**Document section**.
········
Firewall log dropped

This explains how to log dropped packets. This is a summary of both excellent articles:

IpTables logs

Log all dropped packages

Edit your iptables script, add the following part at the end:

iptables -N LOGGING
iptables -A INPUT -j LOGGING
iptables -A OUTPUT -j LOGGING
iptables -A LOGGING -m limit --limit 2/min -j LOG --log-prefix "iptables - dropped: " --log-level 4
iptables -A LOGGING -j DROP

Log specific events

You can log specific events in an INPUT, OUTPUT or FORWARD chain.

SSH events

IPTABLES=`which iptables`

$IPTABLES -A INPUT -p tcp --dport 22 --syn -j LOG --log-prefix "iptables - ssh: "

Log format

This how you can read an IpTable log:

Field Explanation
IN=em1 Interface that was used for this incoming packets. This will be empty for outgoing packets
OUT=em1 Interface that was used for outgoing packets. This will be empty for incoming packets.
MAC= MAC settings. Example: 00:1c:f0:65:bd:78:00:1d:70:47:f0:b0:08:00
  • 00:1c:f0:65:bd:78 - Destination MAC
  • 00:1d:70:47:f0:b0 - Source MAC (usually your router)
  • 08:00 - Payload type (ETHTYPE)
SRC= Source IP @ = from where the packet originated
DST= Destination IP @ = where the packets was sent to
LEN= Length of the packet
TOS= TOS field of the IP packet. Unused on most networks, so anything but 0 would be strange.
PREC= Precedence. It's also a routing optimization thing.
TTL= Time to live (hop count of the package)
ID Packet ID number
CE | MF Some packet information.
  • DF = Don't fragment bit
  • CE = Congestion experienced
  • MF = More fragments, indicating that this packet is part of a fragmented packet.
PROTO= Protocol
SPT= Source port
DPT= destination port
WINDOW= related to the TCP windowing algorithm.
< flag(s) > UDP / TCP flag(s) - if any. Examples: ACK, PSH, FIN
URGP= Urgent flag. TCP may transport 'urgent' (out of band) data

Log file

First, we need to say that IPTABLES will log into a dedicated file.
········
**Items**.
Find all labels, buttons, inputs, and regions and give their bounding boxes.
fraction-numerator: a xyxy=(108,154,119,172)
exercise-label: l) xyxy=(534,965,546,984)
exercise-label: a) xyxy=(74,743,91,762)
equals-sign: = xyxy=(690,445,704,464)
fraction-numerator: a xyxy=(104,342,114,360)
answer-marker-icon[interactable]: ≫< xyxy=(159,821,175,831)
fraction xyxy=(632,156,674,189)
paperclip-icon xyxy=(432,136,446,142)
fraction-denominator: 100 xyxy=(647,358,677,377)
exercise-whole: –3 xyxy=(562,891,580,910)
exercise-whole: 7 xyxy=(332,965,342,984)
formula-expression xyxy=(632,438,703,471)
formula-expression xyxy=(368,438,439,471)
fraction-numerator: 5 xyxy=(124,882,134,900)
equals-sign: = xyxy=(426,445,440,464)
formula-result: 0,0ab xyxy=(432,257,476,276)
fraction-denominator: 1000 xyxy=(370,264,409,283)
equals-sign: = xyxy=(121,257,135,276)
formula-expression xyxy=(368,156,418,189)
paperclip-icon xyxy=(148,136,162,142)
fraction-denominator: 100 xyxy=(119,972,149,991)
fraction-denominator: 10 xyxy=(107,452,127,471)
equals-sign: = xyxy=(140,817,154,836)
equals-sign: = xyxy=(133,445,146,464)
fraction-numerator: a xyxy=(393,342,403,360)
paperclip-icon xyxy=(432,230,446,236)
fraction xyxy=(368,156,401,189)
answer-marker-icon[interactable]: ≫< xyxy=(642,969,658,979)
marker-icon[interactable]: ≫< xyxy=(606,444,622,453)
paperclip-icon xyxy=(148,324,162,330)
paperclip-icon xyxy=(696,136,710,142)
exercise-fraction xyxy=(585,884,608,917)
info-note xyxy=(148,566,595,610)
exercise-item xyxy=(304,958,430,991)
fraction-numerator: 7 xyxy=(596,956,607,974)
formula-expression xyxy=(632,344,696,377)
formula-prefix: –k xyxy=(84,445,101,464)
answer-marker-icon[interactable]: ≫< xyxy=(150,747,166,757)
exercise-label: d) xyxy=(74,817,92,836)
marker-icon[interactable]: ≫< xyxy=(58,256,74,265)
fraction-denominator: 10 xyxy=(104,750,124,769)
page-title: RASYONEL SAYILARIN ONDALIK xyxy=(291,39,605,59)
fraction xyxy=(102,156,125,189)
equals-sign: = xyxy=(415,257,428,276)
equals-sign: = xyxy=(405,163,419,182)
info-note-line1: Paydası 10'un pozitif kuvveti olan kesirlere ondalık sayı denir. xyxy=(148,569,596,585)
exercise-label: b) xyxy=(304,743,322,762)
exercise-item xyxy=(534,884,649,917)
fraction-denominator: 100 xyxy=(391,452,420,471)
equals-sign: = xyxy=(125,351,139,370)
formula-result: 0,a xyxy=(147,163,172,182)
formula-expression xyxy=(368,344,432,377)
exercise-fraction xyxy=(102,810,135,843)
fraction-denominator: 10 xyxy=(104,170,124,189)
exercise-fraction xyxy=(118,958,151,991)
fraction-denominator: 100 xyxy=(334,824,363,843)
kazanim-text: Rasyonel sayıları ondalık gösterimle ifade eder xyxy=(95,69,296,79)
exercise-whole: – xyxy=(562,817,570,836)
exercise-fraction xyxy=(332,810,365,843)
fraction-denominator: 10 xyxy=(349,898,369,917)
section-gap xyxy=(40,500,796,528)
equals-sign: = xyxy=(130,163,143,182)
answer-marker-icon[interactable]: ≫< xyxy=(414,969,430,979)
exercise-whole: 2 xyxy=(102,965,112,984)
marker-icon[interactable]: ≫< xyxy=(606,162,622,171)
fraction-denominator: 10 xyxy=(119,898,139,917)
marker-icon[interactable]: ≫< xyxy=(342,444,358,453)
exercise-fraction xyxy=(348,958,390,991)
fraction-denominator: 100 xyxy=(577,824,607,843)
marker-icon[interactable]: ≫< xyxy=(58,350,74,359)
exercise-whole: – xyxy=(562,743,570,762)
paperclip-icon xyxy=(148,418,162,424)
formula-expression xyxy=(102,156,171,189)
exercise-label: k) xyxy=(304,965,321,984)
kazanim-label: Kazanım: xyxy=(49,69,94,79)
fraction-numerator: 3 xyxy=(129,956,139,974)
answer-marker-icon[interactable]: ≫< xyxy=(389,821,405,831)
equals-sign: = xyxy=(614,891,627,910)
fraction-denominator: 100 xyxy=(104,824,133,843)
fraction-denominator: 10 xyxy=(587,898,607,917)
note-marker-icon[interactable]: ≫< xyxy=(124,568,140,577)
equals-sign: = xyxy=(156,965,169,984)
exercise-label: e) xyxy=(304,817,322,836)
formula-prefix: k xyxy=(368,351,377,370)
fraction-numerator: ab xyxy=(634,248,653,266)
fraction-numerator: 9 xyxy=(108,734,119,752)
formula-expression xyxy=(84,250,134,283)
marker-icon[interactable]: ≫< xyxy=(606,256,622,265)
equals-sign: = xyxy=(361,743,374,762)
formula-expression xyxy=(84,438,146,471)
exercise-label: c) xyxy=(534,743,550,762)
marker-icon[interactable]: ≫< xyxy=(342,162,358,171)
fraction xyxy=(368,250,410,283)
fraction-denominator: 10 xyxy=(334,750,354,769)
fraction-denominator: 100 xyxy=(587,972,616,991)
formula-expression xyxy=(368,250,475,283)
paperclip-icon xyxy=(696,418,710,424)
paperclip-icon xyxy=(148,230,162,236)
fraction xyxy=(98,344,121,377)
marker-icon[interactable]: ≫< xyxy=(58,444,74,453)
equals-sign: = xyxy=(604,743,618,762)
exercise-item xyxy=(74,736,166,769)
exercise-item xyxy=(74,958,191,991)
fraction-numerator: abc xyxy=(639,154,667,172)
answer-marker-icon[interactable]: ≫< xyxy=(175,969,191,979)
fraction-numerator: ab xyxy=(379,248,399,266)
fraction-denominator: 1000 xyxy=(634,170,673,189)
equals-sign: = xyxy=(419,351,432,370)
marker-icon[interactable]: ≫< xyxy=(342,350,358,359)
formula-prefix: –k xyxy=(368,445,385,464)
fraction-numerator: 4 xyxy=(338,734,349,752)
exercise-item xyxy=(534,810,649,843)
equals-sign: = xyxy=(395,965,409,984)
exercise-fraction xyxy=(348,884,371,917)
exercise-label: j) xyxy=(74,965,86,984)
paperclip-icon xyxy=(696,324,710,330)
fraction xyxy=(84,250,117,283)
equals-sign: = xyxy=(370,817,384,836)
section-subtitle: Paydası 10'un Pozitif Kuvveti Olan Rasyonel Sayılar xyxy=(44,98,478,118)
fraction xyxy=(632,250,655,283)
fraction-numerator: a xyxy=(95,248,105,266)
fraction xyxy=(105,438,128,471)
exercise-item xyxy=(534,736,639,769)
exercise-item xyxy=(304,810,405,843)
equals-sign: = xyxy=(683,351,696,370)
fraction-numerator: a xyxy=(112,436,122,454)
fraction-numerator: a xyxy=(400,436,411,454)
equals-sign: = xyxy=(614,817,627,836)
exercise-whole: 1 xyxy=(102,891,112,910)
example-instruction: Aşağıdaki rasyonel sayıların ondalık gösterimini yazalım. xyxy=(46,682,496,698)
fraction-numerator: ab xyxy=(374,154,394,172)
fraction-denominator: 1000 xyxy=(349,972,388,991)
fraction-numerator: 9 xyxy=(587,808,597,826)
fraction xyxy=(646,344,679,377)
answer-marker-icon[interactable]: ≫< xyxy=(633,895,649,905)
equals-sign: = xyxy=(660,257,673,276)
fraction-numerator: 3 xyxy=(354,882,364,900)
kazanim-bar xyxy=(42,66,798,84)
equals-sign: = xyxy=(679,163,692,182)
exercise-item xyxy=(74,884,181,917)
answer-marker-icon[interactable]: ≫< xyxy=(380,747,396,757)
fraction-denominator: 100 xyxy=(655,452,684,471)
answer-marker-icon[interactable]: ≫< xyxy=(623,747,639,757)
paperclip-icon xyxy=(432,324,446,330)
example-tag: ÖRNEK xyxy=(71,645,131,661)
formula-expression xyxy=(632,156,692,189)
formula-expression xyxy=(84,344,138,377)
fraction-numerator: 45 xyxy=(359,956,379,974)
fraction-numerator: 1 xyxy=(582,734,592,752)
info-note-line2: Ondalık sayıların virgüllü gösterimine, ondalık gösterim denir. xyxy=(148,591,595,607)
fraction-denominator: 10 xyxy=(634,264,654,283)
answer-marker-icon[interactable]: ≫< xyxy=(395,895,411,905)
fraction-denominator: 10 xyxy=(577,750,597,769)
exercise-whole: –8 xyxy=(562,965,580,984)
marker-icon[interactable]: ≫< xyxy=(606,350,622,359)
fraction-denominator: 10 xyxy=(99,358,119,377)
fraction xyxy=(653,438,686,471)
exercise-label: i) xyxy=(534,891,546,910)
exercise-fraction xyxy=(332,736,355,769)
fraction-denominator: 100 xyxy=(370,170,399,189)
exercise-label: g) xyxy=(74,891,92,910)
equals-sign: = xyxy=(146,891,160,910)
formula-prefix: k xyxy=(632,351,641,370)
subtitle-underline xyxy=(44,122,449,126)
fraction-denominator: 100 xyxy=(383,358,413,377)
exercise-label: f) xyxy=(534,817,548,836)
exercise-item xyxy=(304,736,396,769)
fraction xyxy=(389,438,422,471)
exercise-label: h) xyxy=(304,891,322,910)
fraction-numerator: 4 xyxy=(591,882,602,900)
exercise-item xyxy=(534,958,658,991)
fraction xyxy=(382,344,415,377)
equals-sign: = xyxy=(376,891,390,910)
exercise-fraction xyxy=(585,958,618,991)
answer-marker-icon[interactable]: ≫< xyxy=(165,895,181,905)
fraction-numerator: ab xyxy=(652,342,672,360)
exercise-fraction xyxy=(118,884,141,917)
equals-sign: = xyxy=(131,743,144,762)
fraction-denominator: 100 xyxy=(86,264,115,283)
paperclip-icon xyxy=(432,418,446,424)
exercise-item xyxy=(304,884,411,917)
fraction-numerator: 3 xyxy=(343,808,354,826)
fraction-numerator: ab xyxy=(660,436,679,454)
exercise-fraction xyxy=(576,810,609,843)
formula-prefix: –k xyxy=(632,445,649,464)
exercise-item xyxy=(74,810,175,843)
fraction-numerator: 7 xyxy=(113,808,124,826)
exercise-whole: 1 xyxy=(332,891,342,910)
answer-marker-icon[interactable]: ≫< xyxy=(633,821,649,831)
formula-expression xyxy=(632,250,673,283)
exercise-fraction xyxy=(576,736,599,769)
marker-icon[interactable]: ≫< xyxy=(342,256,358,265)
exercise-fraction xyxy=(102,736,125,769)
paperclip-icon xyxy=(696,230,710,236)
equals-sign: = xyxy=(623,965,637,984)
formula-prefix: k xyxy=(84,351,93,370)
········
**What to do**.
A - In the firewall logging guide, what rate limit does the LOGGING chain place on logging dropped packets?
B - Extend the firewall logging guide past its final line.

**Results by task**.
A - Two per minute.

B -
Install rsyslog:

apt-get install -y rsyslog

Create log file and set rights

touch /var/log/iptables.log
chmod 777 /var/log/iptables.log

Create log configuration:

vim /etc/rsyslog.d/10-iptables.conf

Put the following configuration:

:msg, contains, "iptables - " -/var/log/iptables.log
& ~
  • 1st line checks the log data for the word “iptables: ” and appends it into the "/var/log/iptables.log" file
  • 2nd line simply halts the processing of the log information, so that it doesn't get logged into "/var/log/messages" or "/var/log/syslog" as well as the "/var/log/iptables.log" file.

Restart rsyslog:

service rsyslog restart

!! That's all !! :-)

Logs should be appearing in /var/log/iptables.log

You can verify this by tailing the log file:

$ tail -f /var/log/iptables.log

Try and connect to SSH from another machine, and you should see a log entry get created, and appear on the screen automatically.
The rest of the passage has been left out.